## The problem
Retype all of the data exactly as given.

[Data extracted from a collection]
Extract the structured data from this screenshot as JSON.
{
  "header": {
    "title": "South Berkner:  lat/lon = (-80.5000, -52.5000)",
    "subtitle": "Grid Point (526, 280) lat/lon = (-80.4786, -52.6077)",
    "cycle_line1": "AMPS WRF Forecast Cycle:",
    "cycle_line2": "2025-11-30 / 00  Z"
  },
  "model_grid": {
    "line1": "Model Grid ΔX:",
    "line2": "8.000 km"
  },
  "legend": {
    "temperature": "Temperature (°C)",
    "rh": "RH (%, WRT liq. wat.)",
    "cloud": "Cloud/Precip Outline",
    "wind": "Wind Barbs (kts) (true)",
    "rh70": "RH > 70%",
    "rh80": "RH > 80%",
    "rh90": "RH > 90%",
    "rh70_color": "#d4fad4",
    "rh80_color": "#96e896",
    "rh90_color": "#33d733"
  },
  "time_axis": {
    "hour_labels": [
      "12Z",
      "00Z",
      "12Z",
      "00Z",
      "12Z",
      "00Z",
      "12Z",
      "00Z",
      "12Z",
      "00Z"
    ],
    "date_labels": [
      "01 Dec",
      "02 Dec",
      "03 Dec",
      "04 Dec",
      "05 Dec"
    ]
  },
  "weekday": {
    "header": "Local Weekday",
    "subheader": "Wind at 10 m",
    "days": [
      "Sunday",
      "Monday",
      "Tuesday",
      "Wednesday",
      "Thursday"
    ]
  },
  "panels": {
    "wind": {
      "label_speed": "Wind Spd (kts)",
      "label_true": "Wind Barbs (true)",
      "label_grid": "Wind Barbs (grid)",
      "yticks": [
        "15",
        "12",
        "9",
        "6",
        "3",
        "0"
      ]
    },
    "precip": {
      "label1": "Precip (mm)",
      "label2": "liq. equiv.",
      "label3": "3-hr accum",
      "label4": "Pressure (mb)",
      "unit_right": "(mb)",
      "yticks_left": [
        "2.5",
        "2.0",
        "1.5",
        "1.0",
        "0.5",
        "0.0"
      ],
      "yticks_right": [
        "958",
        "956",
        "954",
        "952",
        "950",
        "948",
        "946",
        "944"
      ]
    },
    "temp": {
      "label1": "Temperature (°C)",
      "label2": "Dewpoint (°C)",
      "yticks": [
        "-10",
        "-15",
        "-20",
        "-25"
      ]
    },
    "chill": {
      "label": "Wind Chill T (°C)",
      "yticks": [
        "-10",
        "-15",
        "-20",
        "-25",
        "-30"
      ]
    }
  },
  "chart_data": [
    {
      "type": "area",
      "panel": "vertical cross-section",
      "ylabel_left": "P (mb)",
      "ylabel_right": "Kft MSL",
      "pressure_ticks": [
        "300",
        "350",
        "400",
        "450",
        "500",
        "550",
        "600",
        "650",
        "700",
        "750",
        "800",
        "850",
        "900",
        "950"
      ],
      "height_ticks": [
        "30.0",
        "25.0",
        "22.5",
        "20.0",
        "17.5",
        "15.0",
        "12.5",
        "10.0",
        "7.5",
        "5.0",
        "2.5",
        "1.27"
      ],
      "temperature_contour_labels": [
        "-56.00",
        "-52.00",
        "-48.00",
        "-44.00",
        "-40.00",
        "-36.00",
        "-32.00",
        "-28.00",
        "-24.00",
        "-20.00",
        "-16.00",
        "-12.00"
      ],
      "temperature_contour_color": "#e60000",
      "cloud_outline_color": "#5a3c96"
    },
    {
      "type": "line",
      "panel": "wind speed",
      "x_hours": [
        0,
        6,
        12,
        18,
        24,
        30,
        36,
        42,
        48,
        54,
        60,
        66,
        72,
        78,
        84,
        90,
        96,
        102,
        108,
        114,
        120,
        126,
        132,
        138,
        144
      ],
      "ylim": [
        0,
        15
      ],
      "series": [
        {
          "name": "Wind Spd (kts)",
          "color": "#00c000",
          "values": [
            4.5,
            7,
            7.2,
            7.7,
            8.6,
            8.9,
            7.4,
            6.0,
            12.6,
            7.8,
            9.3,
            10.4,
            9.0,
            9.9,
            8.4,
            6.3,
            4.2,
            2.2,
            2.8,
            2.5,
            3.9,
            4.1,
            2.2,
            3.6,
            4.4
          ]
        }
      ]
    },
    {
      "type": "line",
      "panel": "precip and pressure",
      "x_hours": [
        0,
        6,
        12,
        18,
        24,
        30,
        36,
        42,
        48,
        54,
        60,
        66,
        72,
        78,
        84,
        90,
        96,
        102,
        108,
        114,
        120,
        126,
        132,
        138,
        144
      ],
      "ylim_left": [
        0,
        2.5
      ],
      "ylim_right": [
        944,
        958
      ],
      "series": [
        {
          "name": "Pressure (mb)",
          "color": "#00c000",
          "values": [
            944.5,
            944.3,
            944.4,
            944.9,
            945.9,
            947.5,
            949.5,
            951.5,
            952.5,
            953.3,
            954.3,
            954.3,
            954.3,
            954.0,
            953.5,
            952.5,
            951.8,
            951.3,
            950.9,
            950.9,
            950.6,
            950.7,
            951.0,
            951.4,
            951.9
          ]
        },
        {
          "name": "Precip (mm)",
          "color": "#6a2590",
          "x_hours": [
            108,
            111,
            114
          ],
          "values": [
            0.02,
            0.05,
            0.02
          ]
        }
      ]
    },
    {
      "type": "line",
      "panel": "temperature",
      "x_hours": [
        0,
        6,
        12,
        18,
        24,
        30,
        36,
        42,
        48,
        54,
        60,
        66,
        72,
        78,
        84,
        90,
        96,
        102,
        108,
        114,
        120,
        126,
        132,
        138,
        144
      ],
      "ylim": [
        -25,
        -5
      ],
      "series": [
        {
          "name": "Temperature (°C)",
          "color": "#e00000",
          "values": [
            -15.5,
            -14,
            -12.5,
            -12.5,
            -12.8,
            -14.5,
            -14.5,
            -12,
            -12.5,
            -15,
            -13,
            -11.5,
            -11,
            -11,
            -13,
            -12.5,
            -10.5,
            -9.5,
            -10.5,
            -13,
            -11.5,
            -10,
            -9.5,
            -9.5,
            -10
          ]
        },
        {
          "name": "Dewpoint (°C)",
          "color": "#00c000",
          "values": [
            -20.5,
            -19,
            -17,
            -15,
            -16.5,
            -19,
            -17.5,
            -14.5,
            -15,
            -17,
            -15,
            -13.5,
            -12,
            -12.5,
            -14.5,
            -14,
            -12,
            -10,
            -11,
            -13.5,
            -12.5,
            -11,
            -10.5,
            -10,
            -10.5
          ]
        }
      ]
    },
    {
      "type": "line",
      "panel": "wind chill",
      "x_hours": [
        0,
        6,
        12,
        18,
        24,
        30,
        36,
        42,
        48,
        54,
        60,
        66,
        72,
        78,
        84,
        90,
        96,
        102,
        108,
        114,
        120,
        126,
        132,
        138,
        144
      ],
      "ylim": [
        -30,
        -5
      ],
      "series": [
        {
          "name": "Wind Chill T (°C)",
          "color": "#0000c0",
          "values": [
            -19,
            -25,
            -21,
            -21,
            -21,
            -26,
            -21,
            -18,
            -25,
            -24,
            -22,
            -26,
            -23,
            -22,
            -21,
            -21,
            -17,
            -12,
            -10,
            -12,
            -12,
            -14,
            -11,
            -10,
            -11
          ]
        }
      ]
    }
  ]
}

## Completed exercise
Extract the structured data from this screenshot as JSON.
{
  "header": {
    "title": "South Berkner:  lat/lon = (-80.5000, -52.5000)",
    "subtitle": "Grid Point (526, 280) lat/lon = (-80.4786, -52.6077)",
    "cycle_line1": "AMPS WRF Forecast Cycle:",
    "cycle_line2": "2025-11-30 / 00  Z"
  },
  "model_grid": {
    "line1": "Model Grid ΔX:",
    "line2": "8.000 km"
  },
  "legend": {
    "temperature": "Temperature (°C)",
    "rh": "RH (%, WRT liq. wat.)",
    "cloud": "Cloud/Precip Outline",
    "wind": "Wind Barbs (kts) (true)",
    "rh70": "RH > 70%",
    "rh80": "RH > 80%",
    "rh90": "RH > 90%",
    "rh70_color": "#d4fad4",
    "rh80_color": "#96e896",
    "rh90_color": "#33d733"
  },
  "time_axis": {
    "hour_labels": [
      "12Z",
      "00Z",
      "12Z",
      "00Z",
      "12Z",
      "00Z",
      "12Z",
      "00Z",
      "12Z",
      "00Z"
    ],
    "date_labels": [
      "01 Dec",
      "02 Dec",
      "03 Dec",
      "04 Dec",
      "05 Dec"
    ]
  },
  "weekday": {
    "header": "Local Weekday",
    "subheader": "Wind at 10 m",
    "days": [
      "Sunday",
      "Monday",
      "Tuesday",
      "Wednesday",
      "Thursday"
    ]
  },
  "panels": {
    "wind": {
      "label_speed": "Wind Spd (kts)",
      "label_true": "Wind Barbs (true)",
      "label_grid": "Wind Barbs (grid)",
      "yticks": [
        "15",
        "12",
        "9",
        "6",
        "3",
        "0"
      ]
    },
    "precip": {
      "label1": "Precip (mm)",
      "label2": "liq. equiv.",
      "label3": "3-hr accum",
      "label4": "Pressure (mb)",
      "unit_right": "(mb)",
      "yticks_left": [
        "2.5",
        "2.0",
        "1.5",
        "1.0",
        "0.5",
        "0.0"
      ],
      "yticks_right": [
        "958",
        "956",
        "954",
        "952",
        "950",
        "948",
        "946",
        "944"
      ]
    },
    "temp": {
      "label1": "Temperature (°C)",
      "label2": "Dewpoint (°C)",
      "yticks": [
        "-10",
        "-15",
        "-20",
        "-25"
      ]
    },
    "chill": {
      "label": "Wind Chill T (°C)",
      "yticks": [
        "-10",
        "-15",
        "-20",
        "-25",
        "-30"
      ]
    }
  },
  "chart_data": [
    {
      "type": "area",
      "panel": "vertical cross-section",
      "ylabel_left": "P (mb)",
      "ylabel_right": "Kft MSL",
      "pressure_ticks": [
        "300",
        "350",
        "400",
        "450",
        "500",
        "550",
        "600",
        "650",
        "700",
        "750",
        "800",
        "850",
        "900",
        "950"
      ],
      "height_ticks": [
        "30.0",
        "25.0",
        "22.5",
        "20.0",
        "17.5",
        "15.0",
        "12.5",
        "10.0",
        "7.5",
        "5.0",
        "2.5",
        "1.27"
      ],
      "temperature_contour_labels": [
        "-56.00",
        "-52.00",
        "-48.00",
        "-44.00",
        "-40.00",
        "-36.00",
        "-32.00",
        "-28.00",
        "-24.00",
        "-20.00",
        "-16.00",
        "-12.00"
      ],
      "temperature_contour_color": "#e60000",
      "cloud_outline_color": "#5a3c96"
    },
    {
      "type": "line",
      "panel": "wind speed",
      "x_hours": [
        0,
        6,
        12,
        18,
        24,
        30,
        36,
        42,
        48,
        54,
        60,
        66,
        72,
        78,
        84,
        90,
        96,
        102,
        108,
        114,
        120,
        126,
        132,
        138,
        144
      ],
      "ylim": [
        0,
        15
      ],
      "series": [
        {
          "name": "Wind Spd (kts)",
          "color": "#00c000",
          "values": [
            4.5,
            7,
            7.2,
            7.7,
            8.6,
            8.9,
            7.4,
            6.0,
            12.6,
            7.8,
            9.3,
            10.4,
            9.0,
            9.9,
            8.4,
            6.3,
            4.2,
            2.2,
            2.8,
            2.5,
            3.9,
            4.1,
            2.2,
            3.6,
            4.4
          ]
        }
      ]
    },
    {
      "type": "line",
      "panel": "precip and pressure",
      "x_hours": [
        0,
        6,
        12,
        18,
        24,
        30,
        36,
        42,
        48,
        54,
        60,
        66,
        72,
        78,
        84,
        90,
        96,
        102,
        108,
        114,
        120,
        126,
        132,
        138,
        144
      ],
      "ylim_left": [
        0,
        2.5
      ],
      "ylim_right": [
        944,
        958
      ],
      "series": [
        {
          "name": "Pressure (mb)",
          "color": "#00c000",
          "values": [
            944.5,
            944.3,
            944.4,
            944.9,
            945.9,
            947.5,
            949.5,
            951.5,
            952.5,
            953.3,
            954.3,
            954.3,
            954.3,
            954.0,
            953.5,
            952.5,
            951.8,
            951.3,
            950.9,
            950.9,
            950.6,
            950.7,
            951.0,
            951.4,
            951.9
          ]
        },
        {
          "name": "Precip (mm)",
          "color": "#6a2590",
          "x_hours": [
            108,
            111,
            114
          ],
          "values": [
            0.02,
            0.05,
            0.02
          ]
        }
      ]
    },
    {
      "type": "line",
      "panel": "temperature",
      "x_hours": [
        0,
        6,
        12,
        18,
        24,
        30,
        36,
        42,
        48,
        54,
        60,
        66,
        72,
        78,
        84,
        90,
        96,
        102,
        108,
        114,
        120,
        126,
        132,
        138,
        144
      ],
      "ylim": [
        -25,
        -5
      ],
      "series": [
        {
          "name": "Temperature (°C)",
          "color": "#e00000",
          "values": [
            -15.5,
            -14,
            -12.5,
            -12.5,
            -12.8,
            -14.5,
            -14.5,
            -12,
            -12.5,
            -15,
            -13,
            -11.5,
            -11,
            -11,
            -13,
            -12.5,
            -10.5,
            -9.5,
            -10.5,
            -13,
            -11.5,
            -10,
            -9.5,
            -9.5,
            -10
          ]
        },
        {
          "name": "Dewpoint (°C)",
          "color": "#00c000",
          "values": [
            -20.5,
            -19,
            -17,
            -15,
            -16.5,
            -19,
            -17.5,
            -14.5,
            -15,
            -17,
            -15,
            -13.5,
            -12,
            -12.5,
            -14.5,
            -14,
            -12,
            -10,
            -11,
            -13.5,
            -12.5,
            -11,
            -10.5,
            -10,
            -10.5
          ]
        }
      ]
    },
    {
      "type": "line",
      "panel": "wind chill",
      "x_hours": [
        0,
        6,
        12,
        18,
        24,
        30,
        36,
        42,
        48,
        54,
        60,
        66,
        72,
        78,
        84,
        90,
        96,
        102,
        108,
        114,
        120,
        126,
        132,
        138,
        144
      ],
      "ylim": [
        -30,
        -5
      ],
      "series": [
        {
          "name": "Wind Chill T (°C)",
          "color": "#0000c0",
          "values": [
            -19,
            -25,
            -21,
            -21,
            -21,
            -26,
            -21,
            -18,
            -25,
            -24,
            -22,
            -26,
            -23,
            -22,
            -21,
            -21,
            -17,
            -12,
            -10,
            -12,
            -12,
            -14,
            -11,
            -10,
            -11
          ]
        }
      ]
    }
  ]
}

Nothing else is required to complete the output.